- **The data**:

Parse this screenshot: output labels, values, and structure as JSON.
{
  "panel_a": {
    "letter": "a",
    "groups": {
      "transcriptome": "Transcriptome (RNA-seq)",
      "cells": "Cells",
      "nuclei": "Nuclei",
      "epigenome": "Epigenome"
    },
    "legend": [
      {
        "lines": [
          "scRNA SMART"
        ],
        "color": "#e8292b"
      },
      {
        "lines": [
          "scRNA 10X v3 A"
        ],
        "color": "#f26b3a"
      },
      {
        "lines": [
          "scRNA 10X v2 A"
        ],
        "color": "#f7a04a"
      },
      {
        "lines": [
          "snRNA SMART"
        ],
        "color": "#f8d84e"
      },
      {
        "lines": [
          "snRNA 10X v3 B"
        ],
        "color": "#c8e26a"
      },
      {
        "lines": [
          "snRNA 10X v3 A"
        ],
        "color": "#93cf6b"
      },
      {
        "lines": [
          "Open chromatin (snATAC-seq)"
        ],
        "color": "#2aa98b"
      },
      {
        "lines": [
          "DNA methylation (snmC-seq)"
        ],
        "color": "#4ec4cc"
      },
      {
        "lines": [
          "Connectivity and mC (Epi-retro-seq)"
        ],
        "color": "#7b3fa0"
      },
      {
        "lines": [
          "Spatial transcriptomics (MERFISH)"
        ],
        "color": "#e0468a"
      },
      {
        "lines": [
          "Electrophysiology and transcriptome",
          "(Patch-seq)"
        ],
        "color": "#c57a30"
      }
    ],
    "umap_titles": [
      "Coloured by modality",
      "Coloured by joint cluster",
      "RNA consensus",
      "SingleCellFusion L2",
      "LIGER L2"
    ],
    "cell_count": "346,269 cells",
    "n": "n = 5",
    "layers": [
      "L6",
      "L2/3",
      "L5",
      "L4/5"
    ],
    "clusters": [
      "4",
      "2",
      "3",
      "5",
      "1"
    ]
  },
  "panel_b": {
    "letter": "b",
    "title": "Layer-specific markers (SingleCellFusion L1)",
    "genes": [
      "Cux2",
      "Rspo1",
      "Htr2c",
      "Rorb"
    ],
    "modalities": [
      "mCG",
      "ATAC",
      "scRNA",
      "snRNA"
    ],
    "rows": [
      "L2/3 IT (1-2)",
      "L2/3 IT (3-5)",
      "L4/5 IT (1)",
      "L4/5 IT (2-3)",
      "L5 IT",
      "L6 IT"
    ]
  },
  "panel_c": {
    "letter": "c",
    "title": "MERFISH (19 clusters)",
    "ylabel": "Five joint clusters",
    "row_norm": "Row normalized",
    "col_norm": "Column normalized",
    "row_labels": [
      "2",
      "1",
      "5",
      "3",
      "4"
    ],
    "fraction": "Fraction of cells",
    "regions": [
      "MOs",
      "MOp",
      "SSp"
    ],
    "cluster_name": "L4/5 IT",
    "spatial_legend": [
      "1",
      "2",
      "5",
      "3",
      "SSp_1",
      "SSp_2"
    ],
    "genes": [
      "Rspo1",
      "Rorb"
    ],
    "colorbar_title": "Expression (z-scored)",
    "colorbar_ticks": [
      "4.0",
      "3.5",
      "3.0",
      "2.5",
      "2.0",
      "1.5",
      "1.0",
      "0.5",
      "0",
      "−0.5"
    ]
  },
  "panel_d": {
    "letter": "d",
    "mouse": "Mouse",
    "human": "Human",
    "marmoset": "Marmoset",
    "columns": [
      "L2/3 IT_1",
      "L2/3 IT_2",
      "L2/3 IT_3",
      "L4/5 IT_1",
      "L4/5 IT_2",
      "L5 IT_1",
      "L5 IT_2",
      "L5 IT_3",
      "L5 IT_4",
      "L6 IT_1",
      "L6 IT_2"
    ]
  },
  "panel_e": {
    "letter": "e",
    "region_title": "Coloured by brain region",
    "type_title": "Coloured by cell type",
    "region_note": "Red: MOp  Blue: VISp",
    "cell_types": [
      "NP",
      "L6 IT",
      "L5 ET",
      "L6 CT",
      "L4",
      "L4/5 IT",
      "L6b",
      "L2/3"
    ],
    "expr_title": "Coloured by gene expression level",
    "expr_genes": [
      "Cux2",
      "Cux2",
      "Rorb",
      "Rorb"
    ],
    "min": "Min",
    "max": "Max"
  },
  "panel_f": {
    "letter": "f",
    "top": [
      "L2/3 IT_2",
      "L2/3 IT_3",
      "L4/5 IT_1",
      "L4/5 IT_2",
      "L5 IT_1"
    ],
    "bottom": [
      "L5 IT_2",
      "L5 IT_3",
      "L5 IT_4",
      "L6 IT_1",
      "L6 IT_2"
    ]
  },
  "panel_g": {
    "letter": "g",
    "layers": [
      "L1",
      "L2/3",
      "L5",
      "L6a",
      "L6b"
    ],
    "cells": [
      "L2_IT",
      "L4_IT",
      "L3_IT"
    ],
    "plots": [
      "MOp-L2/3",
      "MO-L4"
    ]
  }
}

- **Prompt**:
Please retype all of the records above exactly as they are.

- **Task solution**:
Parse this screenshot: output labels, values, and structure as JSON.
{
  "panel_a": {
    "letter": "a",
    "groups": {
      "transcriptome": "Transcriptome (RNA-seq)",
      "cells": "Cells",
      "nuclei": "Nuclei",
      "epigenome": "Epigenome"
    },
    "legend": [
      {
        "lines": [
          "scRNA SMART"
        ],
        "color": "#e8292b"
      },
      {
        "lines": [
          "scRNA 10X v3 A"
        ],
        "color": "#f26b3a"
      },
      {
        "lines": [
          "scRNA 10X v2 A"
        ],
        "color": "#f7a04a"
      },
      {
        "lines": [
          "snRNA SMART"
        ],
        "color": "#f8d84e"
      },
      {
        "lines": [
          "snRNA 10X v3 B"
        ],
        "color": "#c8e26a"
      },
      {
        "lines": [
          "snRNA 10X v3 A"
        ],
        "color": "#93cf6b"
      },
      {
        "lines": [
          "Open chromatin (snATAC-seq)"
        ],
        "color": "#2aa98b"
      },
      {
        "lines": [
          "DNA methylation (snmC-seq)"
        ],
        "color": "#4ec4cc"
      },
      {
        "lines": [
          "Connectivity and mC (Epi-retro-seq)"
        ],
        "color": "#7b3fa0"
      },
      {
        "lines": [
          "Spatial transcriptomics (MERFISH)"
        ],
        "color": "#e0468a"
      },
      {
        "lines": [
          "Electrophysiology and transcriptome",
          "(Patch-seq)"
        ],
        "color": "#c57a30"
      }
    ],
    "umap_titles": [
      "Coloured by modality",
      "Coloured by joint cluster",
      "RNA consensus",
      "SingleCellFusion L2",
      "LIGER L2"
    ],
    "cell_count": "346,269 cells",
    "n": "n = 5",
    "layers": [
      "L6",
      "L2/3",
      "L5",
      "L4/5"
    ],
    "clusters": [
      "4",
      "2",
      "3",
      "5",
      "1"
    ]
  },
  "panel_b": {
    "letter": "b",
    "title": "Layer-specific markers (SingleCellFusion L1)",
    "genes": [
      "Cux2",
      "Rspo1",
      "Htr2c",
      "Rorb"
    ],
    "modalities": [
      "mCG",
      "ATAC",
      "scRNA",
      "snRNA"
    ],
    "rows": [
      "L2/3 IT (1-2)",
      "L2/3 IT (3-5)",
      "L4/5 IT (1)",
      "L4/5 IT (2-3)",
      "L5 IT",
      "L6 IT"
    ]
  },
  "panel_c": {
    "letter": "c",
    "title": "MERFISH (19 clusters)",
    "ylabel": "Five joint clusters",
    "row_norm": "Row normalized",
    "col_norm": "Column normalized",
    "row_labels": [
      "2",
      "1",
      "5",
      "3",
      "4"
    ],
    "fraction": "Fraction of cells",
    "regions": [
      "MOs",
      "MOp",
      "SSp"
    ],
    "cluster_name": "L4/5 IT",
    "spatial_legend": [
      "1",
      "2",
      "5",
      "3",
      "SSp_1",
      "SSp_2"
    ],
    "genes": [
      "Rspo1",
      "Rorb"
    ],
    "colorbar_title": "Expression (z-scored)",
    "colorbar_ticks": [
      "4.0",
      "3.5",
      "3.0",
      "2.5",
      "2.0",
      "1.5",
      "1.0",
      "0.5",
      "0",
      "−0.5"
    ]
  },
  "panel_d": {
    "letter": "d",
    "mouse": "Mouse",
    "human": "Human",
    "marmoset": "Marmoset",
    "columns": [
      "L2/3 IT_1",
      "L2/3 IT_2",
      "L2/3 IT_3",
      "L4/5 IT_1",
      "L4/5 IT_2",
      "L5 IT_1",
      "L5 IT_2",
      "L5 IT_3",
      "L5 IT_4",
      "L6 IT_1",
      "L6 IT_2"
    ]
  },
  "panel_e": {
    "letter": "e",
    "region_title": "Coloured by brain region",
    "type_title": "Coloured by cell type",
    "region_note": "Red: MOp  Blue: VISp",
    "cell_types": [
      "NP",
      "L6 IT",
      "L5 ET",
      "L6 CT",
      "L4",
      "L4/5 IT",
      "L6b",
      "L2/3"
    ],
    "expr_title": "Coloured by gene expression level",
    "expr_genes": [
      "Cux2",
      "Cux2",
      "Rorb",
      "Rorb"
    ],
    "min": "Min",
    "max": "Max"
  },
  "panel_f": {
    "letter": "f",
    "top": [
      "L2/3 IT_2",
      "L2/3 IT_3",
      "L4/5 IT_1",
      "L4/5 IT_2",
      "L5 IT_1"
    ],
    "bottom": [
      "L5 IT_2",
      "L5 IT_3",
      "L5 IT_4",
      "L6 IT_1",
      "L6 IT_2"
    ]
  },
  "panel_g": {
    "letter": "g",
    "layers": [
      "L1",
      "L2/3",
      "L5",
      "L6a",
      "L6b"
    ],
    "cells": [
      "L2_IT",
      "L4_IT",
      "L3_IT"
    ],
    "plots": [
      "MOp-L2/3",
      "MO-L4"
    ]
  }
}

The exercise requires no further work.